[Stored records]
════════
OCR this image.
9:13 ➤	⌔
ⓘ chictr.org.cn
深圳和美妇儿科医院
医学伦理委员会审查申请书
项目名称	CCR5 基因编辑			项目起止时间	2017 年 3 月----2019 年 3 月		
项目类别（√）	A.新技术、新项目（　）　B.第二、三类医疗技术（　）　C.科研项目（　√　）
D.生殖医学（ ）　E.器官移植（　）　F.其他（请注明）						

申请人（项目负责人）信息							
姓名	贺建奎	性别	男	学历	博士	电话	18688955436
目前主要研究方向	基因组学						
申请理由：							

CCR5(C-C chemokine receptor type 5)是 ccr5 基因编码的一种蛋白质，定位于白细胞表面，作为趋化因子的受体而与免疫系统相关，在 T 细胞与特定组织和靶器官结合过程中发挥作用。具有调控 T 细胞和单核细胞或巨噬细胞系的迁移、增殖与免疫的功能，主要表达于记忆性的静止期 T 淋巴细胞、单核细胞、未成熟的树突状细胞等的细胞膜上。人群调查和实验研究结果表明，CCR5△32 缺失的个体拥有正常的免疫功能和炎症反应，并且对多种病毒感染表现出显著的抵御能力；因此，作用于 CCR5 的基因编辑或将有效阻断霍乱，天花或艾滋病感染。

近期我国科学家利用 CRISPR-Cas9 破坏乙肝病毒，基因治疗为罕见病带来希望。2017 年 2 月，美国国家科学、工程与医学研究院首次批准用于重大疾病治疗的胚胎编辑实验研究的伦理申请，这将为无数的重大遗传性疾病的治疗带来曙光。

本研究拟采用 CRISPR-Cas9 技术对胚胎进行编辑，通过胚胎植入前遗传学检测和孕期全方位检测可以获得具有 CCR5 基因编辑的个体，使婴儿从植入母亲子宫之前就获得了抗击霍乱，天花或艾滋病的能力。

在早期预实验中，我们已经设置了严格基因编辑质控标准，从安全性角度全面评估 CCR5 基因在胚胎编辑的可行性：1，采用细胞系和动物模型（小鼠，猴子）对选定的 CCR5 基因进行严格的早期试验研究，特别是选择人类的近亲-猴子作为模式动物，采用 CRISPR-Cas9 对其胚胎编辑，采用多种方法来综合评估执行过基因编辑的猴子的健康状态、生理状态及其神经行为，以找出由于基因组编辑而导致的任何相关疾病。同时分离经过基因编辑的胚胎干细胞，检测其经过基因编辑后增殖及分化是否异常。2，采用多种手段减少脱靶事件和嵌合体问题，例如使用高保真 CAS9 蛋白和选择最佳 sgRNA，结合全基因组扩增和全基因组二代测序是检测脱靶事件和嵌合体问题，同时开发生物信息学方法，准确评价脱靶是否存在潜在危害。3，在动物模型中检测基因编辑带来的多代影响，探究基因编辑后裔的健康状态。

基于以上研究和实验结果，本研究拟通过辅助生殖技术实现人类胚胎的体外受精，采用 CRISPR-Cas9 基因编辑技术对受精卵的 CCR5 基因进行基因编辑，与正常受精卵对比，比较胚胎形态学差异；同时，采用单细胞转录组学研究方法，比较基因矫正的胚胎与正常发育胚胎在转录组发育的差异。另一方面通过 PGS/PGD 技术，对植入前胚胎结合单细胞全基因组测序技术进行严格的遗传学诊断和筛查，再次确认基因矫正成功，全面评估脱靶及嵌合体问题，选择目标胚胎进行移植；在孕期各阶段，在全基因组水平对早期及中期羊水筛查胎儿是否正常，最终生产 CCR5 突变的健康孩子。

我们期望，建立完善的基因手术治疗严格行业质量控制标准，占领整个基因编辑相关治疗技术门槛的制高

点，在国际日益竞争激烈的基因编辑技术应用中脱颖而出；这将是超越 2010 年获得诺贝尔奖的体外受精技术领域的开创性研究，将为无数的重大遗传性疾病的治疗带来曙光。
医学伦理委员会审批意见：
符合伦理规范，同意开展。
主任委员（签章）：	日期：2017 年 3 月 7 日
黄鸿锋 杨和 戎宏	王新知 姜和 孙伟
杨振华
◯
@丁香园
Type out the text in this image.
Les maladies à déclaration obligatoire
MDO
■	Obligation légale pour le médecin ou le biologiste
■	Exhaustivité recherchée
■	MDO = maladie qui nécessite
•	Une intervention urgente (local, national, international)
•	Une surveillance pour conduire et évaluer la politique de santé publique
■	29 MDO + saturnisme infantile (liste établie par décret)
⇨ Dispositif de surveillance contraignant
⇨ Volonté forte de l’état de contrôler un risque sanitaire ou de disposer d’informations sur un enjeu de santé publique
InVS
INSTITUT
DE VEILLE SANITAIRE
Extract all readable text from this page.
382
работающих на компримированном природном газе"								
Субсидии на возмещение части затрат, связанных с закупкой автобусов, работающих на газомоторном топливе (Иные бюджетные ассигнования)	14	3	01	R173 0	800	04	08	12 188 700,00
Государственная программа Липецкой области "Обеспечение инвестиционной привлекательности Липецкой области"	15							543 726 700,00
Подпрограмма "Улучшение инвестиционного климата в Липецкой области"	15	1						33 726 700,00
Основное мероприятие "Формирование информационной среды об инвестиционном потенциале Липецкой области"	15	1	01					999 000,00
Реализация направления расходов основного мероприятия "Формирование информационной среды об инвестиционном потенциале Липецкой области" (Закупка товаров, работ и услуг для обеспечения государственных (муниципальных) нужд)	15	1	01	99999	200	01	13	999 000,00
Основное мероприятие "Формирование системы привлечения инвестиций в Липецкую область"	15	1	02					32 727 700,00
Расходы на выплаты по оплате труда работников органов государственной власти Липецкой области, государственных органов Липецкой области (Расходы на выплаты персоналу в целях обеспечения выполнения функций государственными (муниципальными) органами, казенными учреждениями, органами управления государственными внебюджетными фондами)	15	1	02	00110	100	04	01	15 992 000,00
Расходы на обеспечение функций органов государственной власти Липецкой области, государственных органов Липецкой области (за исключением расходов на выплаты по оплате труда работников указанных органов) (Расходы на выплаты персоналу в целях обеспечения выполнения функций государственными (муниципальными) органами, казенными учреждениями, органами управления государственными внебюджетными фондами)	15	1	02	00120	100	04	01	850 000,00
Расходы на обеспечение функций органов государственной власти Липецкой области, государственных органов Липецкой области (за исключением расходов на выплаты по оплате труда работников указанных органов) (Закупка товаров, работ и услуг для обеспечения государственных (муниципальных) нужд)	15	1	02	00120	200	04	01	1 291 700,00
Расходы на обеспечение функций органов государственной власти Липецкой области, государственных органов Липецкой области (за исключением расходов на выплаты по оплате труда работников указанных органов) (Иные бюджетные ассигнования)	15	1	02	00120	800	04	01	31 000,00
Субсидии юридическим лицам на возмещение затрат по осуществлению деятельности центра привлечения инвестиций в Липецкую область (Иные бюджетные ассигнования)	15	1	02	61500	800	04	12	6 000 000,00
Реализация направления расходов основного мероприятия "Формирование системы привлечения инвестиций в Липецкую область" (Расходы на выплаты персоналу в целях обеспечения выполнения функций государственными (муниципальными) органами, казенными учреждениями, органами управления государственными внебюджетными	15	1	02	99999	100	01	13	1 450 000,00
════════
Problem to solve –
Retype the listing. Match it exactly.

Result –
OCR this image.
9:13 ➤	⌔
ⓘ chictr.org.cn
深圳和美妇儿科医院
医学伦理委员会审查申请书
项目名称	CCR5 基因编辑			项目起止时间	2017 年 3 月----2019 年 3 月		
项目类别（√）	A.新技术、新项目（　）　B.第二、三类医疗技术（　）　C.科研项目（　√　）
D.生殖医学（ ）　E.器官移植（　）　F.其他（请注明）						

申请人（项目负责人）信息							
姓名	贺建奎	性别	男	学历	博士	电话	18688955436
目前主要研究方向	基因组学						
申请理由：							

CCR5(C-C chemokine receptor type 5)是 ccr5 基因编码的一种蛋白质，定位于白细胞表面，作为趋化因子的受体而与免疫系统相关，在 T 细胞与特定组织和靶器官结合过程中发挥作用。具有调控 T 细胞和单核细胞或巨噬细胞系的迁移、增殖与免疫的功能，主要表达于记忆性的静止期 T 淋巴细胞、单核细胞、未成熟的树突状细胞等的细胞膜上。人群调查和实验研究结果表明，CCR5△32 缺失的个体拥有正常的免疫功能和炎症反应，并且对多种病毒感染表现出显著的抵御能力；因此，作用于 CCR5 的基因编辑或将有效阻断霍乱，天花或艾滋病感染。

近期我国科学家利用 CRISPR-Cas9 破坏乙肝病毒，基因治疗为罕见病带来希望。2017 年 2 月，美国国家科学、工程与医学研究院首次批准用于重大疾病治疗的胚胎编辑实验研究的伦理申请，这将为无数的重大遗传性疾病的治疗带来曙光。

本研究拟采用 CRISPR-Cas9 技术对胚胎进行编辑，通过胚胎植入前遗传学检测和孕期全方位检测可以获得具有 CCR5 基因编辑的个体，使婴儿从植入母亲子宫之前就获得了抗击霍乱，天花或艾滋病的能力。

在早期预实验中，我们已经设置了严格基因编辑质控标准，从安全性角度全面评估 CCR5 基因在胚胎编辑的可行性：1，采用细胞系和动物模型（小鼠，猴子）对选定的 CCR5 基因进行严格的早期试验研究，特别是选择人类的近亲-猴子作为模式动物，采用 CRISPR-Cas9 对其胚胎编辑，采用多种方法来综合评估执行过基因编辑的猴子的健康状态、生理状态及其神经行为，以找出由于基因组编辑而导致的任何相关疾病。同时分离经过基因编辑的胚胎干细胞，检测其经过基因编辑后增殖及分化是否异常。2，采用多种手段减少脱靶事件和嵌合体问题，例如使用高保真 CAS9 蛋白和选择最佳 sgRNA，结合全基因组扩增和全基因组二代测序是检测脱靶事件和嵌合体问题，同时开发生物信息学方法，准确评价脱靶是否存在潜在危害。3，在动物模型中检测基因编辑带来的多代影响，探究基因编辑后裔的健康状态。

基于以上研究和实验结果，本研究拟通过辅助生殖技术实现人类胚胎的体外受精，采用 CRISPR-Cas9 基因编辑技术对受精卵的 CCR5 基因进行基因编辑，与正常受精卵对比，比较胚胎形态学差异；同时，采用单细胞转录组学研究方法，比较基因矫正的胚胎与正常发育胚胎在转录组发育的差异。另一方面通过 PGS/PGD 技术，对植入前胚胎结合单细胞全基因组测序技术进行严格的遗传学诊断和筛查，再次确认基因矫正成功，全面评估脱靶及嵌合体问题，选择目标胚胎进行移植；在孕期各阶段，在全基因组水平对早期及中期羊水筛查胎儿是否正常，最终生产 CCR5 突变的健康孩子。

我们期望，建立完善的基因手术治疗严格行业质量控制标准，占领整个基因编辑相关治疗技术门槛的制高

点，在国际日益竞争激烈的基因编辑技术应用中脱颖而出；这将是超越 2010 年获得诺贝尔奖的体外受精技术领域的开创性研究，将为无数的重大遗传性疾病的治疗带来曙光。
医学伦理委员会审批意见：
符合伦理规范，同意开展。
主任委员（签章）：	日期：2017 年 3 月 7 日
黄鸿锋 杨和 戎宏	王新知 姜和 孙伟
杨振华
◯
@丁香园
Type out the text in this image.
Les maladies à déclaration obligatoire
MDO
■	Obligation légale pour le médecin ou le biologiste
■	Exhaustivité recherchée
■	MDO = maladie qui nécessite
•	Une intervention urgente (local, national, international)
•	Une surveillance pour conduire et évaluer la politique de santé publique
■	29 MDO + saturnisme infantile (liste établie par décret)
⇨ Dispositif de surveillance contraignant
⇨ Volonté forte de l’état de contrôler un risque sanitaire ou de disposer d’informations sur un enjeu de santé publique
InVS
INSTITUT
DE VEILLE SANITAIRE
Extract all readable text from this page.
382
работающих на компримированном природном газе"								
Субсидии на возмещение части затрат, связанных с закупкой автобусов, работающих на газомоторном топливе (Иные бюджетные ассигнования)	14	3	01	R173 0	800	04	08	12 188 700,00
Государственная программа Липецкой области "Обеспечение инвестиционной привлекательности Липецкой области"	15							543 726 700,00
Подпрограмма "Улучшение инвестиционного климата в Липецкой области"	15	1						33 726 700,00
Основное мероприятие "Формирование информационной среды об инвестиционном потенциале Липецкой области"	15	1	01					999 000,00
Реализация направления расходов основного мероприятия "Формирование информационной среды об инвестиционном потенциале Липецкой области" (Закупка товаров, работ и услуг для обеспечения государственных (муниципальных) нужд)	15	1	01	99999	200	01	13	999 000,00
Основное мероприятие "Формирование системы привлечения инвестиций в Липецкую область"	15	1	02					32 727 700,00
Расходы на выплаты по оплате труда работников органов государственной власти Липецкой области, государственных органов Липецкой области (Расходы на выплаты персоналу в целях обеспечения выполнения функций государственными (муниципальными) органами, казенными учреждениями, органами управления государственными внебюджетными фондами)	15	1	02	00110	100	04	01	15 992 000,00
Расходы на обеспечение функций органов государственной власти Липецкой области, государственных органов Липецкой области (за исключением расходов на выплаты по оплате труда работников указанных органов) (Расходы на выплаты персоналу в целях обеспечения выполнения функций государственными (муниципальными) органами, казенными учреждениями, органами управления государственными внебюджетными фондами)	15	1	02	00120	100	04	01	850 000,00
Расходы на обеспечение функций органов государственной власти Липецкой области, государственных органов Липецкой области (за исключением расходов на выплаты по оплате труда работников указанных органов) (Закупка товаров, работ и услуг для обеспечения государственных (муниципальных) нужд)	15	1	02	00120	200	04	01	1 291 700,00
Расходы на обеспечение функций органов государственной власти Липецкой области, государственных органов Липецкой области (за исключением расходов на выплаты по оплате труда работников указанных органов) (Иные бюджетные ассигнования)	15	1	02	00120	800	04	01	31 000,00
Субсидии юридическим лицам на возмещение затрат по осуществлению деятельности центра привлечения инвестиций в Липецкую область (Иные бюджетные ассигнования)	15	1	02	61500	800	04	12	6 000 000,00
Реализация направления расходов основного мероприятия "Формирование системы привлечения инвестиций в Липецкую область" (Расходы на выплаты персоналу в целях обеспечения выполнения функций государственными (муниципальными) органами, казенными учреждениями, органами управления государственными внебюджетными	15	1	02	99999	100	01	13	1 450 000,00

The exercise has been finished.